[Stored data]

::::::

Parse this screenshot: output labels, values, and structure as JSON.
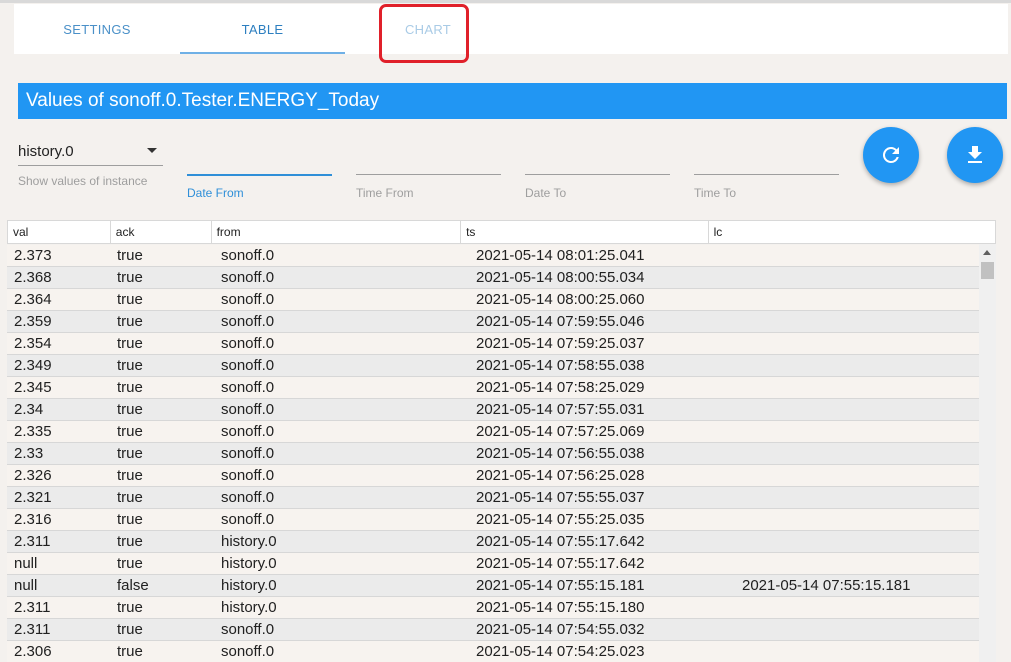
{
  "tabs": [
    {
      "label": "SETTINGS"
    },
    {
      "label": "TABLE"
    },
    {
      "label": "CHART"
    }
  ],
  "title": "Values of sonoff.0.Tester.ENERGY_Today",
  "instance": {
    "value": "history.0",
    "helper": "Show values of instance"
  },
  "filters": {
    "date_from": "Date From",
    "time_from": "Time From",
    "date_to": "Date To",
    "time_to": "Time To"
  },
  "buttons": {
    "refresh_icon": "refresh-icon",
    "download_icon": "download-icon"
  },
  "colors": {
    "accent": "#2196f3",
    "annotation": "#e0202a"
  },
  "table": {
    "columns": [
      "val",
      "ack",
      "from",
      "ts",
      "lc"
    ],
    "rows": [
      [
        "2.373",
        "true",
        "sonoff.0",
        "2021-05-14 08:01:25.041",
        ""
      ],
      [
        "2.368",
        "true",
        "sonoff.0",
        "2021-05-14 08:00:55.034",
        ""
      ],
      [
        "2.364",
        "true",
        "sonoff.0",
        "2021-05-14 08:00:25.060",
        ""
      ],
      [
        "2.359",
        "true",
        "sonoff.0",
        "2021-05-14 07:59:55.046",
        ""
      ],
      [
        "2.354",
        "true",
        "sonoff.0",
        "2021-05-14 07:59:25.037",
        ""
      ],
      [
        "2.349",
        "true",
        "sonoff.0",
        "2021-05-14 07:58:55.038",
        ""
      ],
      [
        "2.345",
        "true",
        "sonoff.0",
        "2021-05-14 07:58:25.029",
        ""
      ],
      [
        "2.34",
        "true",
        "sonoff.0",
        "2021-05-14 07:57:55.031",
        ""
      ],
      [
        "2.335",
        "true",
        "sonoff.0",
        "2021-05-14 07:57:25.069",
        ""
      ],
      [
        "2.33",
        "true",
        "sonoff.0",
        "2021-05-14 07:56:55.038",
        ""
      ],
      [
        "2.326",
        "true",
        "sonoff.0",
        "2021-05-14 07:56:25.028",
        ""
      ],
      [
        "2.321",
        "true",
        "sonoff.0",
        "2021-05-14 07:55:55.037",
        ""
      ],
      [
        "2.316",
        "true",
        "sonoff.0",
        "2021-05-14 07:55:25.035",
        ""
      ],
      [
        "2.311",
        "true",
        "history.0",
        "2021-05-14 07:55:17.642",
        ""
      ],
      [
        "null",
        "true",
        "history.0",
        "2021-05-14 07:55:17.642",
        ""
      ],
      [
        "null",
        "false",
        "history.0",
        "2021-05-14 07:55:15.181",
        "2021-05-14 07:55:15.181"
      ],
      [
        "2.311",
        "true",
        "history.0",
        "2021-05-14 07:55:15.180",
        ""
      ],
      [
        "2.311",
        "true",
        "sonoff.0",
        "2021-05-14 07:54:55.032",
        ""
      ],
      [
        "2.306",
        "true",
        "sonoff.0",
        "2021-05-14 07:54:25.023",
        ""
      ]
    ]
  }
}
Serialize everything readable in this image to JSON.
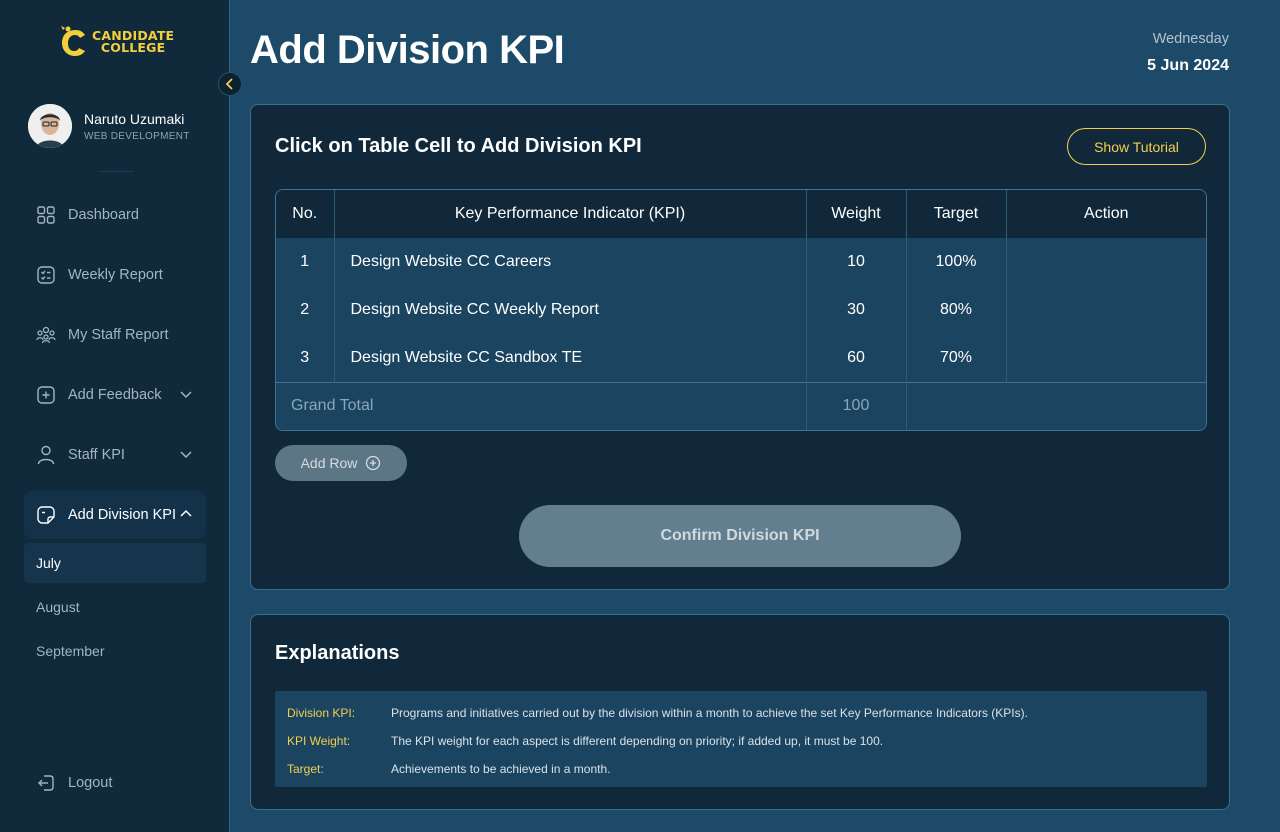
{
  "brand": {
    "line1": "CANDIDATE",
    "line2": "COLLEGE"
  },
  "profile": {
    "name": "Naruto Uzumaki",
    "role": "WEB DEVELOPMENT"
  },
  "nav": {
    "dashboard": "Dashboard",
    "weekly_report": "Weekly Report",
    "my_staff_report": "My Staff Report",
    "add_feedback": "Add Feedback",
    "staff_kpi": "Staff KPI",
    "add_division_kpi": "Add Division KPI",
    "logout": "Logout",
    "submenu": [
      "July",
      "August",
      "September"
    ]
  },
  "header": {
    "title": "Add Division KPI",
    "day": "Wednesday",
    "date": "5 Jun 2024"
  },
  "main": {
    "card_title": "Click on Table Cell to Add Division KPI",
    "tutorial_label": "Show Tutorial",
    "columns": [
      "No.",
      "Key Performance Indicator (KPI)",
      "Weight",
      "Target",
      "Action"
    ],
    "rows": [
      {
        "no": "1",
        "kpi": "Design Website CC Careers",
        "weight": "10",
        "target": "100%"
      },
      {
        "no": "2",
        "kpi": "Design Website CC Weekly Report",
        "weight": "30",
        "target": "80%"
      },
      {
        "no": "3",
        "kpi": "Design Website CC Sandbox TE",
        "weight": "60",
        "target": "70%"
      }
    ],
    "grand_total_label": "Grand Total",
    "grand_total_weight": "100",
    "add_row_label": "Add Row",
    "confirm_label": "Confirm Division KPI"
  },
  "explanations": {
    "title": "Explanations",
    "items": [
      {
        "term": "Division KPI:",
        "def": "Programs and initiatives carried out by the division within a month to achieve the set Key Performance Indicators (KPIs)."
      },
      {
        "term": "KPI Weight:",
        "def": "The KPI weight for each aspect is different depending on priority; if added up, it must be 100."
      },
      {
        "term": "Target:",
        "def": "Achievements to be achieved in a month."
      }
    ]
  },
  "colors": {
    "accent": "#f2cf50",
    "sidebar": "#10293b",
    "background": "#1d4a68",
    "card": "#10283a"
  },
  "icons": [
    "dashboard-grid-icon",
    "checklist-icon",
    "staff-group-icon",
    "plus-square-icon",
    "user-icon",
    "document-icon",
    "logout-icon",
    "chevron-left-icon",
    "chevron-down-icon",
    "chevron-up-icon",
    "plus-circle-icon"
  ]
}
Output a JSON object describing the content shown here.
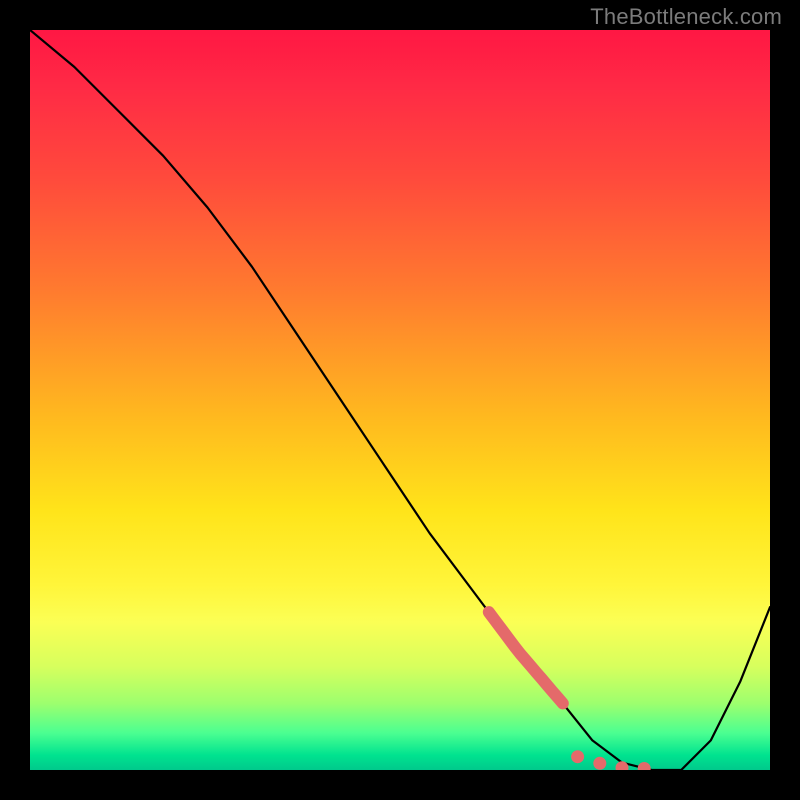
{
  "watermark": "TheBottleneck.com",
  "colors": {
    "background": "#000000",
    "gradient_top": "#ff1744",
    "gradient_mid": "#ffe41a",
    "gradient_bottom": "#00c98c",
    "curve": "#000000",
    "marker": "#e46a6a"
  },
  "chart_data": {
    "type": "line",
    "title": "",
    "xlabel": "",
    "ylabel": "",
    "xlim": [
      0,
      100
    ],
    "ylim": [
      0,
      100
    ],
    "series": [
      {
        "name": "bottleneck-curve",
        "x": [
          0,
          6,
          12,
          18,
          24,
          30,
          36,
          42,
          48,
          54,
          60,
          66,
          72,
          76,
          80,
          84,
          88,
          92,
          96,
          100
        ],
        "y": [
          100,
          95,
          89,
          83,
          76,
          68,
          59,
          50,
          41,
          32,
          24,
          16,
          9,
          4,
          1,
          0,
          0,
          4,
          12,
          22
        ]
      }
    ],
    "highlight_segment": {
      "name": "marker-dash",
      "x_start": 62,
      "x_end": 72,
      "style": "thick-dashed"
    },
    "highlight_dots": {
      "name": "optimal-points",
      "x": [
        74,
        77,
        80,
        83
      ],
      "y": [
        1.8,
        0.9,
        0.3,
        0.2
      ]
    }
  }
}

::::::

Objective ::
Without including the pictures, reproduce all entries exactly.

Written solution ::
Parse this screenshot: output labels, values, and structure as JSON.
{
  "tabs": [
    {
      "label": "SETTINGS"
    },
    {
      "label": "TABLE"
    },
    {
      "label": "CHART"
    }
  ],
  "title": "Values of sonoff.0.Tester.ENERGY_Today",
  "instance": {
    "value": "history.0",
    "helper": "Show values of instance"
  },
  "filters": {
    "date_from": "Date From",
    "time_from": "Time From",
    "date_to": "Date To",
    "time_to": "Time To"
  },
  "buttons": {
    "refresh_icon": "refresh-icon",
    "download_icon": "download-icon"
  },
  "colors": {
    "accent": "#2196f3",
    "annotation": "#e0202a"
  },
  "table": {
    "columns": [
      "val",
      "ack",
      "from",
      "ts",
      "lc"
    ],
    "rows": [
      [
        "2.373",
        "true",
        "sonoff.0",
        "2021-05-14 08:01:25.041",
        ""
      ],
      [
        "2.368",
        "true",
        "sonoff.0",
        "2021-05-14 08:00:55.034",
        ""
      ],
      [
        "2.364",
        "true",
        "sonoff.0",
        "2021-05-14 08:00:25.060",
        ""
      ],
      [
        "2.359",
        "true",
        "sonoff.0",
        "2021-05-14 07:59:55.046",
        ""
      ],
      [
        "2.354",
        "true",
        "sonoff.0",
        "2021-05-14 07:59:25.037",
        ""
      ],
      [
        "2.349",
        "true",
        "sonoff.0",
        "2021-05-14 07:58:55.038",
        ""
      ],
      [
        "2.345",
        "true",
        "sonoff.0",
        "2021-05-14 07:58:25.029",
        ""
      ],
      [
        "2.34",
        "true",
        "sonoff.0",
        "2021-05-14 07:57:55.031",
        ""
      ],
      [
        "2.335",
        "true",
        "sonoff.0",
        "2021-05-14 07:57:25.069",
        ""
      ],
      [
        "2.33",
        "true",
        "sonoff.0",
        "2021-05-14 07:56:55.038",
        ""
      ],
      [
        "2.326",
        "true",
        "sonoff.0",
        "2021-05-14 07:56:25.028",
        ""
      ],
      [
        "2.321",
        "true",
        "sonoff.0",
        "2021-05-14 07:55:55.037",
        ""
      ],
      [
        "2.316",
        "true",
        "sonoff.0",
        "2021-05-14 07:55:25.035",
        ""
      ],
      [
        "2.311",
        "true",
        "history.0",
        "2021-05-14 07:55:17.642",
        ""
      ],
      [
        "null",
        "true",
        "history.0",
        "2021-05-14 07:55:17.642",
        ""
      ],
      [
        "null",
        "false",
        "history.0",
        "2021-05-14 07:55:15.181",
        "2021-05-14 07:55:15.181"
      ],
      [
        "2.311",
        "true",
        "history.0",
        "2021-05-14 07:55:15.180",
        ""
      ],
      [
        "2.311",
        "true",
        "sonoff.0",
        "2021-05-14 07:54:55.032",
        ""
      ],
      [
        "2.306",
        "true",
        "sonoff.0",
        "2021-05-14 07:54:25.023",
        ""
      ]
    ]
  }
}
Serialize everything readable in this image to JSON.
{
  "brand": {
    "line1": "CANDIDATE",
    "line2": "COLLEGE"
  },
  "profile": {
    "name": "Naruto Uzumaki",
    "role": "WEB DEVELOPMENT"
  },
  "nav": {
    "dashboard": "Dashboard",
    "weekly_report": "Weekly Report",
    "my_staff_report": "My Staff Report",
    "add_feedback": "Add Feedback",
    "staff_kpi": "Staff KPI",
    "add_division_kpi": "Add Division KPI",
    "logout": "Logout",
    "submenu": [
      "July",
      "August",
      "September"
    ]
  },
  "header": {
    "title": "Add Division KPI",
    "day": "Wednesday",
    "date": "5 Jun 2024"
  },
  "main": {
    "card_title": "Click on Table Cell to Add Division KPI",
    "tutorial_label": "Show Tutorial",
    "columns": [
      "No.",
      "Key Performance Indicator (KPI)",
      "Weight",
      "Target",
      "Action"
    ],
    "rows": [
      {
        "no": "1",
        "kpi": "Design Website CC Careers",
        "weight": "10",
        "target": "100%"
      },
      {
        "no": "2",
        "kpi": "Design Website CC Weekly Report",
        "weight": "30",
        "target": "80%"
      },
      {
        "no": "3",
        "kpi": "Design Website CC Sandbox TE",
        "weight": "60",
        "target": "70%"
      }
    ],
    "grand_total_label": "Grand Total",
    "grand_total_weight": "100",
    "add_row_label": "Add Row",
    "confirm_label": "Confirm Division KPI"
  },
  "explanations": {
    "title": "Explanations",
    "items": [
      {
        "term": "Division KPI:",
        "def": "Programs and initiatives carried out by the division within a month to achieve the set Key Performance Indicators (KPIs)."
      },
      {
        "term": "KPI Weight:",
        "def": "The KPI weight for each aspect is different depending on priority; if added up, it must be 100."
      },
      {
        "term": "Target:",
        "def": "Achievements to be achieved in a month."
      }
    ]
  },
  "colors": {
    "accent": "#f2cf50",
    "sidebar": "#10293b",
    "background": "#1d4a68",
    "card": "#10283a"
  },
  "icons": [
    "dashboard-grid-icon",
    "checklist-icon",
    "staff-group-icon",
    "plus-square-icon",
    "user-icon",
    "document-icon",
    "logout-icon",
    "chevron-left-icon",
    "chevron-down-icon",
    "chevron-up-icon",
    "plus-circle-icon"
  ]
}
Output a JSON object describing the content shown here.
{
  "watermark": "TheBottleneck.com",
  "colors": {
    "background": "#000000",
    "gradient_top": "#ff1744",
    "gradient_mid": "#ffe41a",
    "gradient_bottom": "#00c98c",
    "curve": "#000000",
    "marker": "#e46a6a"
  },
  "chart_data": {
    "type": "line",
    "title": "",
    "xlabel": "",
    "ylabel": "",
    "xlim": [
      0,
      100
    ],
    "ylim": [
      0,
      100
    ],
    "series": [
      {
        "name": "bottleneck-curve",
        "x": [
          0,
          6,
          12,
          18,
          24,
          30,
          36,
          42,
          48,
          54,
          60,
          66,
          72,
          76,
          80,
          84,
          88,
          92,
          96,
          100
        ],
        "y": [
          100,
          95,
          89,
          83,
          76,
          68,
          59,
          50,
          41,
          32,
          24,
          16,
          9,
          4,
          1,
          0,
          0,
          4,
          12,
          22
        ]
      }
    ],
    "highlight_segment": {
      "name": "marker-dash",
      "x_start": 62,
      "x_end": 72,
      "style": "thick-dashed"
    },
    "highlight_dots": {
      "name": "optimal-points",
      "x": [
        74,
        77,
        80,
        83
      ],
      "y": [
        1.8,
        0.9,
        0.3,
        0.2
      ]
    }
  }
}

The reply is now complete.